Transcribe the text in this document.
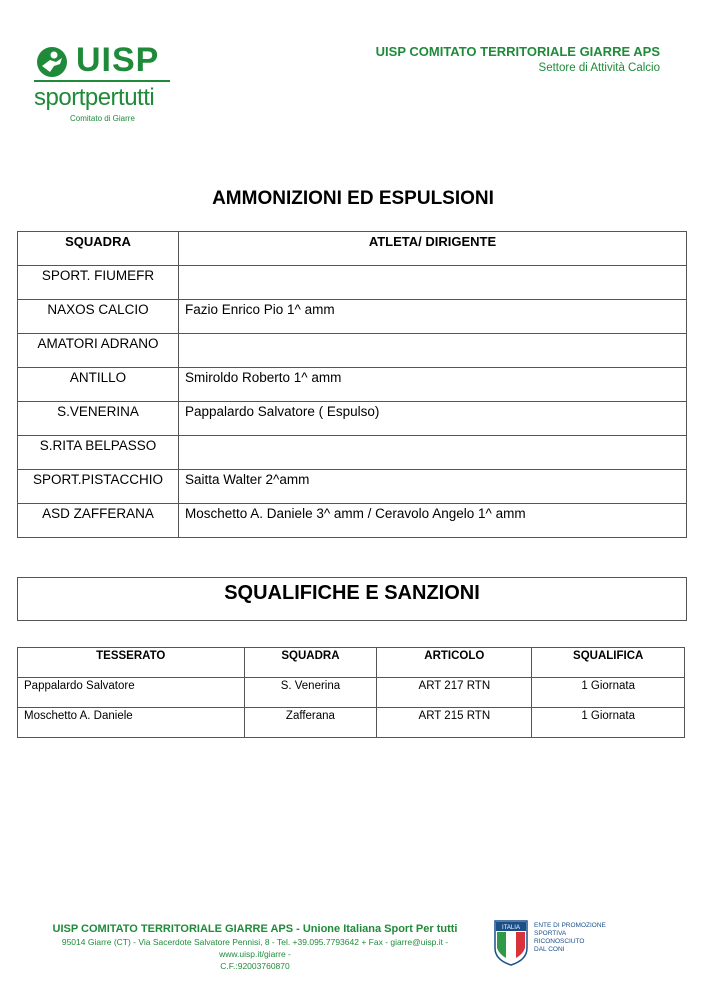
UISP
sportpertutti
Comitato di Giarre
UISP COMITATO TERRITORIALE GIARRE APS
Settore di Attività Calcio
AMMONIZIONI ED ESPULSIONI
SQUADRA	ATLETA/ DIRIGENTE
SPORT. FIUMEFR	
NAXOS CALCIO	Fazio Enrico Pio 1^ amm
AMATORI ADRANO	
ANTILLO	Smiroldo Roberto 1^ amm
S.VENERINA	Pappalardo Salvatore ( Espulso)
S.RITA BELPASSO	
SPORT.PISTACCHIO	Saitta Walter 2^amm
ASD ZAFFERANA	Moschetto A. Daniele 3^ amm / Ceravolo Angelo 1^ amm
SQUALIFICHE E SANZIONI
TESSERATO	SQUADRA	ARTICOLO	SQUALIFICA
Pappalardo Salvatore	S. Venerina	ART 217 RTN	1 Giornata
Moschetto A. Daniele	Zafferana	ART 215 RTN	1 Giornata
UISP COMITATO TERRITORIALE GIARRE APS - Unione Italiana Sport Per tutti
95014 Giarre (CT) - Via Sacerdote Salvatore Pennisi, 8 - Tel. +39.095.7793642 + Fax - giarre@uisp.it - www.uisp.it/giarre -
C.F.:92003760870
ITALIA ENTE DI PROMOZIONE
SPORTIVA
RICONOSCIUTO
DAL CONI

========

## WORK INSTRUCTIONS
Above are records to transcribe exactly; leave their pictures out.

## RESULT
Transcribe the text in this document.
UISP
sportpertutti
Comitato di Giarre
UISP COMITATO TERRITORIALE GIARRE APS
Settore di Attività Calcio
AMMONIZIONI ED ESPULSIONI
SQUADRA	ATLETA/ DIRIGENTE
SPORT. FIUMEFR	
NAXOS CALCIO	Fazio Enrico Pio 1^ amm
AMATORI ADRANO	
ANTILLO	Smiroldo Roberto 1^ amm
S.VENERINA	Pappalardo Salvatore ( Espulso)
S.RITA BELPASSO	
SPORT.PISTACCHIO	Saitta Walter 2^amm
ASD ZAFFERANA	Moschetto A. Daniele 3^ amm / Ceravolo Angelo 1^ amm
SQUALIFICHE E SANZIONI
TESSERATO	SQUADRA	ARTICOLO	SQUALIFICA
Pappalardo Salvatore	S. Venerina	ART 217 RTN	1 Giornata
Moschetto A. Daniele	Zafferana	ART 215 RTN	1 Giornata
UISP COMITATO TERRITORIALE GIARRE APS - Unione Italiana Sport Per tutti
95014 Giarre (CT) - Via Sacerdote Salvatore Pennisi, 8 - Tel. +39.095.7793642 + Fax - giarre@uisp.it - www.uisp.it/giarre -
C.F.:92003760870
ITALIA ENTE DI PROMOZIONE
SPORTIVA
RICONOSCIUTO
DAL CONI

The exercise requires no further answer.